__Stated exercise__. Give the count of lines in the data that include "епархіи", with no other words.

## start

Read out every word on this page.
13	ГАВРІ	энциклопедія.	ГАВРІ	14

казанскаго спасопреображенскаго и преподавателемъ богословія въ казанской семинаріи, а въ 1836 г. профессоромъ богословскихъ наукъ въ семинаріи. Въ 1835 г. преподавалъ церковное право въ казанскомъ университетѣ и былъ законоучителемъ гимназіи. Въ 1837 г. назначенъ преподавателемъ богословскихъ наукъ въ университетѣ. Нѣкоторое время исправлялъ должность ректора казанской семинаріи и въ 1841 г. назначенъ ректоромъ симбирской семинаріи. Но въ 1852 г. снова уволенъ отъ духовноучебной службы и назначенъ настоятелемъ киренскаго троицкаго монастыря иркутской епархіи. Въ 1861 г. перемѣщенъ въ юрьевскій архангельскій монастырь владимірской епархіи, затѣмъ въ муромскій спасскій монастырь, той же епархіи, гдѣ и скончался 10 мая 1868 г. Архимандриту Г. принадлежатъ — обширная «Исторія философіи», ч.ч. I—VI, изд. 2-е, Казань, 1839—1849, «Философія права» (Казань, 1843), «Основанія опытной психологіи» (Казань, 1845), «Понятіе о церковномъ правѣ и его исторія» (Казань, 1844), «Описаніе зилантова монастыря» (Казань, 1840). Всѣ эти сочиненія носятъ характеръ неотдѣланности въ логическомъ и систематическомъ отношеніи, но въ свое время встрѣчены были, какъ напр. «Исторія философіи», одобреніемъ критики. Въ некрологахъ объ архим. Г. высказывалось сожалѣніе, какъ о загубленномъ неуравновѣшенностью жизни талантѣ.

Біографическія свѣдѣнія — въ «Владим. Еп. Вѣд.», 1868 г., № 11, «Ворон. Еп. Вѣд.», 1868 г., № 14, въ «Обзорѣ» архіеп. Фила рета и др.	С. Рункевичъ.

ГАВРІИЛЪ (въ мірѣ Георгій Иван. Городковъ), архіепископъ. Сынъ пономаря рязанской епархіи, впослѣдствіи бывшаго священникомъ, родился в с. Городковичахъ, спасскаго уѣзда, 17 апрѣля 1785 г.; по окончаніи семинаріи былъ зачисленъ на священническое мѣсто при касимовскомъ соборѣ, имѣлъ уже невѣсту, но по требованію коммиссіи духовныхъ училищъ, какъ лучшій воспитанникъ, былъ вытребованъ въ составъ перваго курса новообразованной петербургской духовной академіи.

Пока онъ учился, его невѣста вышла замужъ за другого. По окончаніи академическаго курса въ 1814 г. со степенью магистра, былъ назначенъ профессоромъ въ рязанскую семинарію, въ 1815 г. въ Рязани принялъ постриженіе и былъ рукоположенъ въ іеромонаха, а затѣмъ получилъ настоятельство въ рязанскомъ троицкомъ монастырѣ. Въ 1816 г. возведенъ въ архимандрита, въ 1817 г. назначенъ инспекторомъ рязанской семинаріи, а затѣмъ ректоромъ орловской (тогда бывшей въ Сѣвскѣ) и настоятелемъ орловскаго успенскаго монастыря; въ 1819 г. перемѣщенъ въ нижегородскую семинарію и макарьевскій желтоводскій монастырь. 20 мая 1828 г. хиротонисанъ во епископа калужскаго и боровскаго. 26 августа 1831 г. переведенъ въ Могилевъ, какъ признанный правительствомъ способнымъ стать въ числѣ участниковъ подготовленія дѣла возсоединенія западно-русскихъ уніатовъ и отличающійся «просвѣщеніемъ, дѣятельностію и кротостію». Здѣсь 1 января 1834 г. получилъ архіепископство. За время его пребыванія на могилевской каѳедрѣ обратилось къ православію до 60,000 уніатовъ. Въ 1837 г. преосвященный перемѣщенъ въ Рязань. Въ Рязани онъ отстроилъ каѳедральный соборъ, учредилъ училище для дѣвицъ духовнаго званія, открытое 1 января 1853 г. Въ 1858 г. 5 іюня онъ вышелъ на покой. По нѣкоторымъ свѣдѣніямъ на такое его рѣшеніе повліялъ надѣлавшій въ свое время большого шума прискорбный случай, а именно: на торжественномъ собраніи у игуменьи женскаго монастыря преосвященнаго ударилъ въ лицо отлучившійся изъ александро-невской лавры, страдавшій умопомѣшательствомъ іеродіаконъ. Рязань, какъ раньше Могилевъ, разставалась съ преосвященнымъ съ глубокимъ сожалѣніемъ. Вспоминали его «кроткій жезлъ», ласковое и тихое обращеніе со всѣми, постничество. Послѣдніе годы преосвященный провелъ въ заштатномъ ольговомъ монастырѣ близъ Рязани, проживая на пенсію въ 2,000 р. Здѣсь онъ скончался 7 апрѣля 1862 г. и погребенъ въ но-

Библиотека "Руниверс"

## end

__Exercise result__. 2